#### INPUT MATERIAL:
::::::

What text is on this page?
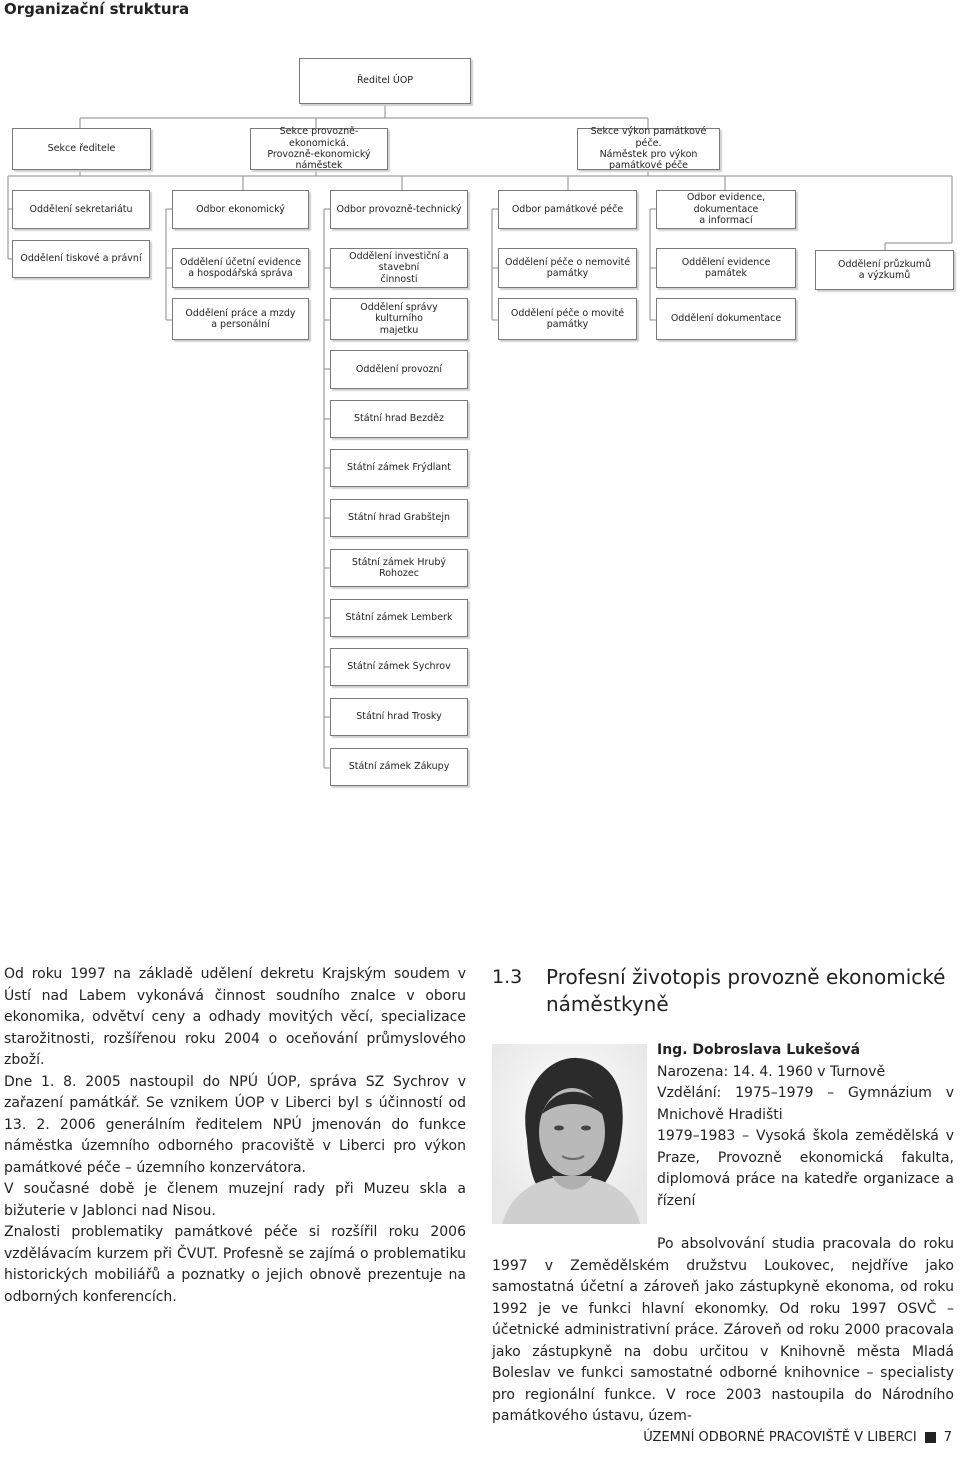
Organizační struktura
Ředitel ÚOP
Sekce ředitele
Sekce provozně-ekonomická.
Provozně-ekonomický
náměstek
Sekce výkon památkové péče.
Náměstek pro výkon
památkové péče
Oddělení sekretariátu	Odbor ekonomický	Odbor provozně-technický	Odbor památkové péče
Odbor evidence, dokumentace
a informací
Oddělení tiskové a právní	Oddělení účetní evidence
a hospodářská správa
Oddělení investiční a stavební
činnosti
Oddělení péče o nemovité
památky
Oddělení evidence památek
Oddělení průzkumů
a výzkumů
Oddělení práce a mzdy
a personální
Oddělení správy kulturního
majetku
Oddělení péče o movité
památky
Oddělení dokumentace
Oddělení provozní
Státní hrad Bezděz
Státní zámek Frýdlant
Státní hrad Grabštejn
Státní zámek Hrubý Rohozec
Státní zámek Lemberk
Státní zámek Sychrov
Státní hrad Trosky
Státní zámek Zákupy

Od roku 1997 na základě udělení dekretu Krajským soudem v Ústí nad Labem vykonává činnost soudního znalce v oboru ekonomika, odvětví ceny a odhady movitých věcí, specializace starožitnosti, rozšířenou roku 2004 o oceňování průmyslového zboží.

Dne 1. 8. 2005 nastoupil do NPÚ ÚOP, správa SZ Sychrov v zařazení památkář. Se vznikem ÚOP v Liberci byl s účinností od 13. 2. 2006 generálním ředitelem NPÚ jmenován do funkce náměstka územního odborného pracoviště v Liberci pro výkon památkové péče – územního konzervátora.

V současné době je členem muzejní rady při Muzeu skla a bižuterie v Jablonci nad Nisou.

Znalosti problematiky památkové péče si rozšířil roku 2006 vzdělávacím kurzem při ČVUT. Profesně se zajímá o problematiku historických mobiliářů a poznatky o jejich obnově prezentuje na odborných konferencích.

1.3 Profesní životopis provozně ekonomické náměstkyně

Ing. Dobroslava Lukešová

Narozena: 14. 4. 1960 v Turnově

Vzdělání: 1975–1979 – Gymnázium v Mnichově Hradišti

1979–1983 – Vysoká škola zemědělská v Praze, Provozně ekonomická fakulta, diplomová práce na katedře organizace a řízení

Po absolvování studia pracovala do roku 1997 v Zemědělském družstvu Loukovec, nejdříve jako samostatná účetní a zároveň jako zástupkyně ekonoma, od roku 1992 je ve funkci hlavní ekonomky. Od roku 1997 OSVČ – účetnické administrativní práce. Zároveň od roku 2000 pracovala jako zástupkyně na dobu určitou v Knihovně města Mladá Boleslav ve funkci samostatné odborné knihovnice – specialisty pro regionální funkce. V roce 2003 nastoupila do Národního památkového ústavu, územ-

ÚZEMNÍ ODBORNÉ PRACOVIŠTĚ V LIBERCI 7
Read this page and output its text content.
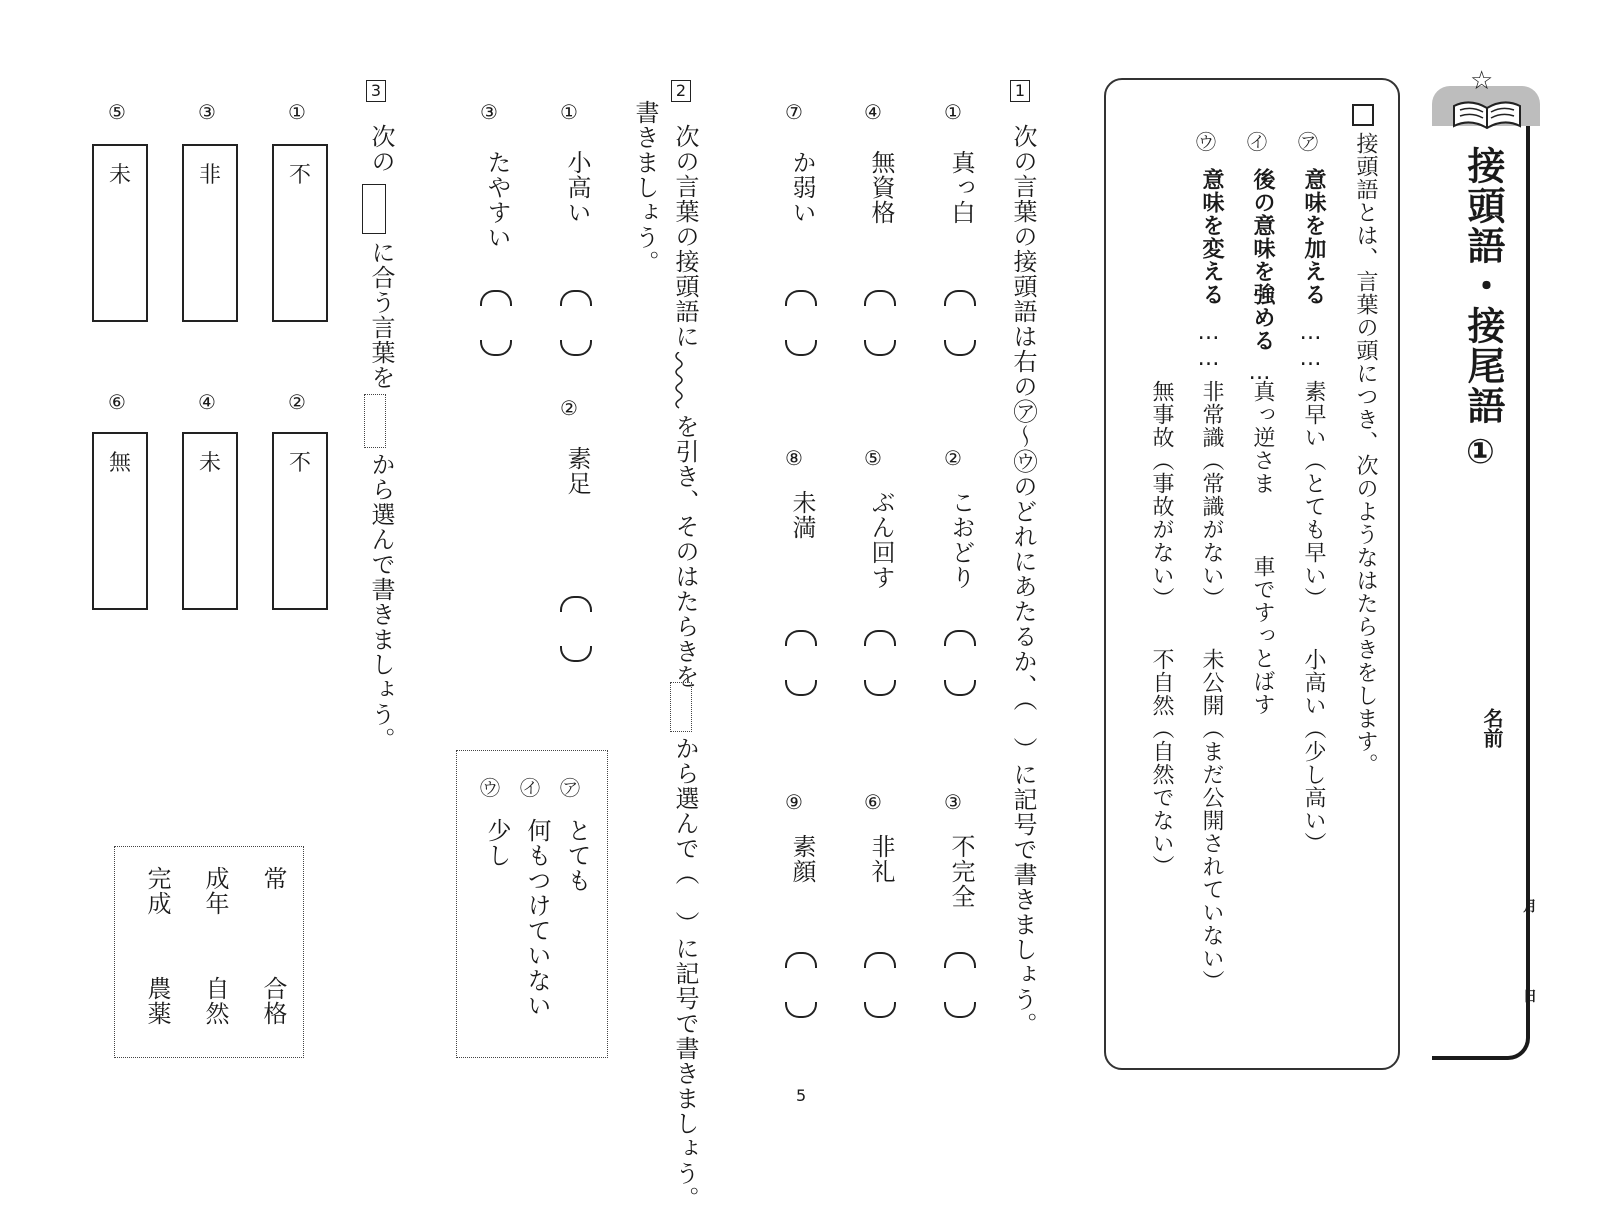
☆
接頭語・接尾語
①
名前
月
日
接頭語とは、言葉の頭につき、次のようなはたらきをします。
㋐
意味を加える
……
素早い（とても早い）
小高い（少し高い）
㋑
後の意味を強める
…
真っ逆さま
車ですっとばす
㋒
意味を変える
……
非常識（常識がない）
未公開（まだ公開されていない）
無事故（事故がない）
不自然（自然でない）
1
次の言葉の接頭語は右の㋐～㋒のどれにあたるか、（　）に記号で書きましょう。
①
真っ白
②
こおどり
③
不完全
④
無資格
⑤
ぶん回す
⑥
非礼
⑦
か弱い
⑧
未満
⑨
素顔
2
次の言葉の接頭語に
を引き、そのはたらきを
から選んで（　）に記号で書きましょう。
書きましょう。
①
小高い
②
素足
③
たやすい
㋐
とても
㋑
何もつけていない
㋒
少し
3
次の
に合う言葉を
から選んで書きましょう。
①
不
②
不
③
非
④
未
⑤
未
⑥
無
常
合格
成年
自然
完成
農薬
5
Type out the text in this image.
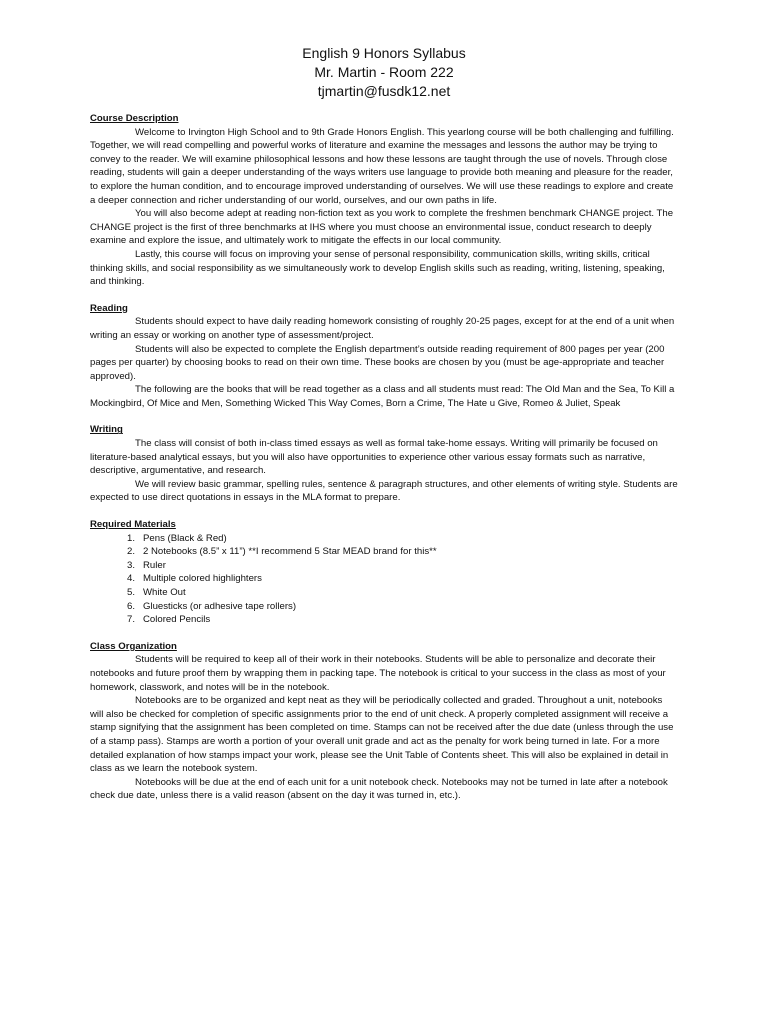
English 9 Honors Syllabus
Mr. Martin - Room 222
tjmartin@fusdk12.net
Course Description

Welcome to Irvington High School and to 9th Grade Honors English. This yearlong course will be both challenging and fulfilling. Together, we will read compelling and powerful works of literature and examine the messages and lessons the author may be trying to convey to the reader. We will examine philosophical lessons and how these lessons are taught through the use of novels. Through close reading, students will gain a deeper understanding of the ways writers use language to provide both meaning and pleasure for the reader, to explore the human condition, and to encourage improved understanding of ourselves. We will use these readings to explore and create a deeper connection and richer understanding of our world, ourselves, and our own paths in life.

You will also become adept at reading non-fiction text as you work to complete the freshmen benchmark CHANGE project. The CHANGE project is the first of three benchmarks at IHS where you must choose an environmental issue, conduct research to deeply examine and explore the issue, and ultimately work to mitigate the effects in our local community.

Lastly, this course will focus on improving your sense of personal responsibility, communication skills, writing skills, critical thinking skills, and social responsibility as we simultaneously work to develop English skills such as reading, writing, listening, speaking, and thinking.

Reading

Students should expect to have daily reading homework consisting of roughly 20-25 pages, except for at the end of a unit when writing an essay or working on another type of assessment/project.

Students will also be expected to complete the English department’s outside reading requirement of 800 pages per year (200 pages per quarter) by choosing books to read on their own time. These books are chosen by you (must be age-appropriate and teacher approved).

The following are the books that will be read together as a class and all students must read: The Old Man and the Sea, To Kill a Mockingbird, Of Mice and Men, Something Wicked This Way Comes, Born a Crime, The Hate u Give, Romeo & Juliet, Speak

Writing

The class will consist of both in-class timed essays as well as formal take-home essays. Writing will primarily be focused on literature-based analytical essays, but you will also have opportunities to experience other various essay formats such as narrative, descriptive, argumentative, and research.

We will review basic grammar, spelling rules, sentence & paragraph structures, and other elements of writing style. Students are expected to use direct quotations in essays in the MLA format to prepare.

Required Materials
1. Pens (Black & Red)
2. 2 Notebooks (8.5” x 11”) **I recommend 5 Star MEAD brand for this**
3. Ruler
4. Multiple colored highlighters
5. White Out
6. Gluesticks (or adhesive tape rollers)
7. Colored Pencils
Class Organization

Students will be required to keep all of their work in their notebooks. Students will be able to personalize and decorate their notebooks and future proof them by wrapping them in packing tape. The notebook is critical to your success in the class as most of your homework, classwork, and notes will be in the notebook.

Notebooks are to be organized and kept neat as they will be periodically collected and graded. Throughout a unit, notebooks will also be checked for completion of specific assignments prior to the end of unit check. A properly completed assignment will receive a stamp signifying that the assignment has been completed on time. Stamps can not be received after the due date (unless through the use of a stamp pass). Stamps are worth a portion of your overall unit grade and act as the penalty for work being turned in late. For a more detailed explanation of how stamps impact your work, please see the Unit Table of Contents sheet. This will also be explained in detail in class as we learn the notebook system.

Notebooks will be due at the end of each unit for a unit notebook check. Notebooks may not be turned in late after a notebook check due date, unless there is a valid reason (absent on the day it was turned in, etc.).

::::::

#### TASK DETAILS:
Drop the pictures and reproduce the rest of the entries above exactly.

#### CORRECT RESPONSE:
What text is on this page?
Organizační struktura
Ředitel ÚOP
Sekce ředitele
Sekce provozně-ekonomická.
Provozně-ekonomický
náměstek
Sekce výkon památkové péče.
Náměstek pro výkon
památkové péče
Oddělení sekretariátu	Odbor ekonomický	Odbor provozně-technický	Odbor památkové péče
Odbor evidence, dokumentace
a informací
Oddělení tiskové a právní	Oddělení účetní evidence
a hospodářská správa
Oddělení investiční a stavební
činnosti
Oddělení péče o nemovité
památky
Oddělení evidence památek
Oddělení průzkumů
a výzkumů
Oddělení práce a mzdy
a personální
Oddělení správy kulturního
majetku
Oddělení péče o movité
památky
Oddělení dokumentace
Oddělení provozní
Státní hrad Bezděz
Státní zámek Frýdlant
Státní hrad Grabštejn
Státní zámek Hrubý Rohozec
Státní zámek Lemberk
Státní zámek Sychrov
Státní hrad Trosky
Státní zámek Zákupy

Od roku 1997 na základě udělení dekretu Krajským soudem v Ústí nad Labem vykonává činnost soudního znalce v oboru ekonomika, odvětví ceny a odhady movitých věcí, specializace starožitnosti, rozšířenou roku 2004 o oceňování průmyslového zboží.

Dne 1. 8. 2005 nastoupil do NPÚ ÚOP, správa SZ Sychrov v zařazení památkář. Se vznikem ÚOP v Liberci byl s účinností od 13. 2. 2006 generálním ředitelem NPÚ jmenován do funkce náměstka územního odborného pracoviště v Liberci pro výkon památkové péče – územního konzervátora.

V současné době je členem muzejní rady při Muzeu skla a bižuterie v Jablonci nad Nisou.

Znalosti problematiky památkové péče si rozšířil roku 2006 vzdělávacím kurzem při ČVUT. Profesně se zajímá o problematiku historických mobiliářů a poznatky o jejich obnově prezentuje na odborných konferencích.

1.3 Profesní životopis provozně ekonomické náměstkyně

Ing. Dobroslava Lukešová

Narozena: 14. 4. 1960 v Turnově

Vzdělání: 1975–1979 – Gymnázium v Mnichově Hradišti

1979–1983 – Vysoká škola zemědělská v Praze, Provozně ekonomická fakulta, diplomová práce na katedře organizace a řízení

Po absolvování studia pracovala do roku 1997 v Zemědělském družstvu Loukovec, nejdříve jako samostatná účetní a zároveň jako zástupkyně ekonoma, od roku 1992 je ve funkci hlavní ekonomky. Od roku 1997 OSVČ – účetnické administrativní práce. Zároveň od roku 2000 pracovala jako zástupkyně na dobu určitou v Knihovně města Mladá Boleslav ve funkci samostatné odborné knihovnice – specialisty pro regionální funkce. V roce 2003 nastoupila do Národního památkového ústavu, územ-

ÚZEMNÍ ODBORNÉ PRACOVIŠTĚ V LIBERCI 7
Read this page and output its text content.
☆
接頭語・接尾語
①
名前
月
日
接頭語とは、言葉の頭につき、次のようなはたらきをします。
㋐
意味を加える
……
素早い（とても早い）
小高い（少し高い）
㋑
後の意味を強める
…
真っ逆さま
車ですっとばす
㋒
意味を変える
……
非常識（常識がない）
未公開（まだ公開されていない）
無事故（事故がない）
不自然（自然でない）
1
次の言葉の接頭語は右の㋐～㋒のどれにあたるか、（　）に記号で書きましょう。
①
真っ白
②
こおどり
③
不完全
④
無資格
⑤
ぶん回す
⑥
非礼
⑦
か弱い
⑧
未満
⑨
素顔
2
次の言葉の接頭語に
を引き、そのはたらきを
から選んで（　）に記号で書きましょう。
書きましょう。
①
小高い
②
素足
③
たやすい
㋐
とても
㋑
何もつけていない
㋒
少し
3
次の
に合う言葉を
から選んで書きましょう。
①
不
②
不
③
非
④
未
⑤
未
⑥
無
常
合格
成年
自然
完成
農薬
5
Type out the text in this image.
English 9 Honors Syllabus
Mr. Martin - Room 222
tjmartin@fusdk12.net
Course Description

Welcome to Irvington High School and to 9th Grade Honors English. This yearlong course will be both challenging and fulfilling. Together, we will read compelling and powerful works of literature and examine the messages and lessons the author may be trying to convey to the reader. We will examine philosophical lessons and how these lessons are taught through the use of novels. Through close reading, students will gain a deeper understanding of the ways writers use language to provide both meaning and pleasure for the reader, to explore the human condition, and to encourage improved understanding of ourselves. We will use these readings to explore and create a deeper connection and richer understanding of our world, ourselves, and our own paths in life.

You will also become adept at reading non-fiction text as you work to complete the freshmen benchmark CHANGE project. The CHANGE project is the first of three benchmarks at IHS where you must choose an environmental issue, conduct research to deeply examine and explore the issue, and ultimately work to mitigate the effects in our local community.

Lastly, this course will focus on improving your sense of personal responsibility, communication skills, writing skills, critical thinking skills, and social responsibility as we simultaneously work to develop English skills such as reading, writing, listening, speaking, and thinking.

Reading

Students should expect to have daily reading homework consisting of roughly 20-25 pages, except for at the end of a unit when writing an essay or working on another type of assessment/project.

Students will also be expected to complete the English department’s outside reading requirement of 800 pages per year (200 pages per quarter) by choosing books to read on their own time. These books are chosen by you (must be age-appropriate and teacher approved).

The following are the books that will be read together as a class and all students must read: The Old Man and the Sea, To Kill a Mockingbird, Of Mice and Men, Something Wicked This Way Comes, Born a Crime, The Hate u Give, Romeo & Juliet, Speak

Writing

The class will consist of both in-class timed essays as well as formal take-home essays. Writing will primarily be focused on literature-based analytical essays, but you will also have opportunities to experience other various essay formats such as narrative, descriptive, argumentative, and research.

We will review basic grammar, spelling rules, sentence & paragraph structures, and other elements of writing style. Students are expected to use direct quotations in essays in the MLA format to prepare.

Required Materials
1. Pens (Black & Red)
2. 2 Notebooks (8.5” x 11”) **I recommend 5 Star MEAD brand for this**
3. Ruler
4. Multiple colored highlighters
5. White Out
6. Gluesticks (or adhesive tape rollers)
7. Colored Pencils
Class Organization

Students will be required to keep all of their work in their notebooks. Students will be able to personalize and decorate their notebooks and future proof them by wrapping them in packing tape. The notebook is critical to your success in the class as most of your homework, classwork, and notes will be in the notebook.

Notebooks are to be organized and kept neat as they will be periodically collected and graded. Throughout a unit, notebooks will also be checked for completion of specific assignments prior to the end of unit check. A properly completed assignment will receive a stamp signifying that the assignment has been completed on time. Stamps can not be received after the due date (unless through the use of a stamp pass). Stamps are worth a portion of your overall unit grade and act as the penalty for work being turned in late. For a more detailed explanation of how stamps impact your work, please see the Unit Table of Contents sheet. This will also be explained in detail in class as we learn the notebook system.

Notebooks will be due at the end of each unit for a unit notebook check. Notebooks may not be turned in late after a notebook check due date, unless there is a valid reason (absent on the day it was turned in, etc.).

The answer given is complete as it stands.